## Stored data

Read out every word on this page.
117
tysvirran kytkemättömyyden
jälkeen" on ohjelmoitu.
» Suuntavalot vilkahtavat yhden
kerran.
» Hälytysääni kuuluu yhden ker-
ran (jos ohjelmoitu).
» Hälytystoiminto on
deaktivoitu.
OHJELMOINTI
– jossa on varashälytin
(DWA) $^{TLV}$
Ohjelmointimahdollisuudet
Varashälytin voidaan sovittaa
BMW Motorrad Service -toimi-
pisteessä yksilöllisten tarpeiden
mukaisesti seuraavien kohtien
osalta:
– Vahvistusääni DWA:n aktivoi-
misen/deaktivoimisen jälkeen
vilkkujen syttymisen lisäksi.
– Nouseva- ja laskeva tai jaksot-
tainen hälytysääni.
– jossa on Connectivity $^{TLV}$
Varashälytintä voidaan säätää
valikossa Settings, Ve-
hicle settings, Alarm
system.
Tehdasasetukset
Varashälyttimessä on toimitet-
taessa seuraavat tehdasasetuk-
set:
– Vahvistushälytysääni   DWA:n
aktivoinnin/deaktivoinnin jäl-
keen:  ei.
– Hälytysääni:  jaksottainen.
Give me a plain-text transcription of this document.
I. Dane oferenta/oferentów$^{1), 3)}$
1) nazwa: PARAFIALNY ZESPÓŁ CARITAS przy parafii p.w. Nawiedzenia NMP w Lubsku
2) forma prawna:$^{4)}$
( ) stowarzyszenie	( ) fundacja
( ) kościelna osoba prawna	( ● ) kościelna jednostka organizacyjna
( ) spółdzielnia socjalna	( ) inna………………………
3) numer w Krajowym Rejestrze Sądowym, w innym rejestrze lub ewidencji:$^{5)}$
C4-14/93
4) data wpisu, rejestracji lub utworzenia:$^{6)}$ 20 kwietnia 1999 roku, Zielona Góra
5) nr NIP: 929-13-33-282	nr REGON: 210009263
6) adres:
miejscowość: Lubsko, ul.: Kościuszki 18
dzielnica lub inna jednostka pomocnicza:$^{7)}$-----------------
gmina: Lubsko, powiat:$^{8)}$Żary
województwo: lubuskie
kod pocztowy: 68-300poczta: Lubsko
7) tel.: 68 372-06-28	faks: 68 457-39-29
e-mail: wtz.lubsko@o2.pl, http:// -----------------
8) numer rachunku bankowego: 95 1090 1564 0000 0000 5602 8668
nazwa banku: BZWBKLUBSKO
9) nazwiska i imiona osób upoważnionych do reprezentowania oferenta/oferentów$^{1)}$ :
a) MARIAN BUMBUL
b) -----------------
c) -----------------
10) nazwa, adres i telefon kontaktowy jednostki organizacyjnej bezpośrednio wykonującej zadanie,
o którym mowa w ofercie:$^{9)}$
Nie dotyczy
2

## What is needed
Please give back all of the records exactly as written.

## Result for this task
Read out every word on this page.
117
tysvirran kytkemättömyyden
jälkeen" on ohjelmoitu.
» Suuntavalot vilkahtavat yhden
kerran.
» Hälytysääni kuuluu yhden ker-
ran (jos ohjelmoitu).
» Hälytystoiminto on
deaktivoitu.
OHJELMOINTI
– jossa on varashälytin
(DWA) $^{TLV}$
Ohjelmointimahdollisuudet
Varashälytin voidaan sovittaa
BMW Motorrad Service -toimi-
pisteessä yksilöllisten tarpeiden
mukaisesti seuraavien kohtien
osalta:
– Vahvistusääni DWA:n aktivoi-
misen/deaktivoimisen jälkeen
vilkkujen syttymisen lisäksi.
– Nouseva- ja laskeva tai jaksot-
tainen hälytysääni.
– jossa on Connectivity $^{TLV}$
Varashälytintä voidaan säätää
valikossa Settings, Ve-
hicle settings, Alarm
system.
Tehdasasetukset
Varashälyttimessä on toimitet-
taessa seuraavat tehdasasetuk-
set:
– Vahvistushälytysääni   DWA:n
aktivoinnin/deaktivoinnin jäl-
keen:  ei.
– Hälytysääni:  jaksottainen.
Give me a plain-text transcription of this document.
I. Dane oferenta/oferentów$^{1), 3)}$
1) nazwa: PARAFIALNY ZESPÓŁ CARITAS przy parafii p.w. Nawiedzenia NMP w Lubsku
2) forma prawna:$^{4)}$
( ) stowarzyszenie	( ) fundacja
( ) kościelna osoba prawna	( ● ) kościelna jednostka organizacyjna
( ) spółdzielnia socjalna	( ) inna………………………
3) numer w Krajowym Rejestrze Sądowym, w innym rejestrze lub ewidencji:$^{5)}$
C4-14/93
4) data wpisu, rejestracji lub utworzenia:$^{6)}$ 20 kwietnia 1999 roku, Zielona Góra
5) nr NIP: 929-13-33-282	nr REGON: 210009263
6) adres:
miejscowość: Lubsko, ul.: Kościuszki 18
dzielnica lub inna jednostka pomocnicza:$^{7)}$-----------------
gmina: Lubsko, powiat:$^{8)}$Żary
województwo: lubuskie
kod pocztowy: 68-300poczta: Lubsko
7) tel.: 68 372-06-28	faks: 68 457-39-29
e-mail: wtz.lubsko@o2.pl, http:// -----------------
8) numer rachunku bankowego: 95 1090 1564 0000 0000 5602 8668
nazwa banku: BZWBKLUBSKO
9) nazwiska i imiona osób upoważnionych do reprezentowania oferenta/oferentów$^{1)}$ :
a) MARIAN BUMBUL
b) -----------------
c) -----------------
10) nazwa, adres i telefon kontaktowy jednostki organizacyjnej bezpośrednio wykonującej zadanie,
o którym mowa w ofercie:$^{9)}$
Nie dotyczy
2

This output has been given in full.